### Input material
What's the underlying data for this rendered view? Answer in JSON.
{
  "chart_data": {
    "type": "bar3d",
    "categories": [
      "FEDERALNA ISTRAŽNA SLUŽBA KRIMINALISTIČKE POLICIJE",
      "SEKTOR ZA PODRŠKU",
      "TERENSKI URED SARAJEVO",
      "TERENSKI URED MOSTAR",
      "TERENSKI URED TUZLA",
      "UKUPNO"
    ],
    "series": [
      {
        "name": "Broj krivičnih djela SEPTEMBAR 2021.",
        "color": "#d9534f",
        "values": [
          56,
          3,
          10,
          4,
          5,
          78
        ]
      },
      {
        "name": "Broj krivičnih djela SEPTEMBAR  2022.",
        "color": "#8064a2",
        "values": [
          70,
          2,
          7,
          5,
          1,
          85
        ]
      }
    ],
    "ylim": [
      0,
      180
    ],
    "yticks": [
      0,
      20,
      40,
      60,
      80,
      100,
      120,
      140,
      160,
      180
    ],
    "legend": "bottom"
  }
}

### Instructions to follow
In the listing, find each line with the string "krivičnih" and copy it.

### Result
        "name": "Broj krivičnih djela SEPTEMBAR 2021.",
        "name": "Broj krivičnih djela SEPTEMBAR  2022.",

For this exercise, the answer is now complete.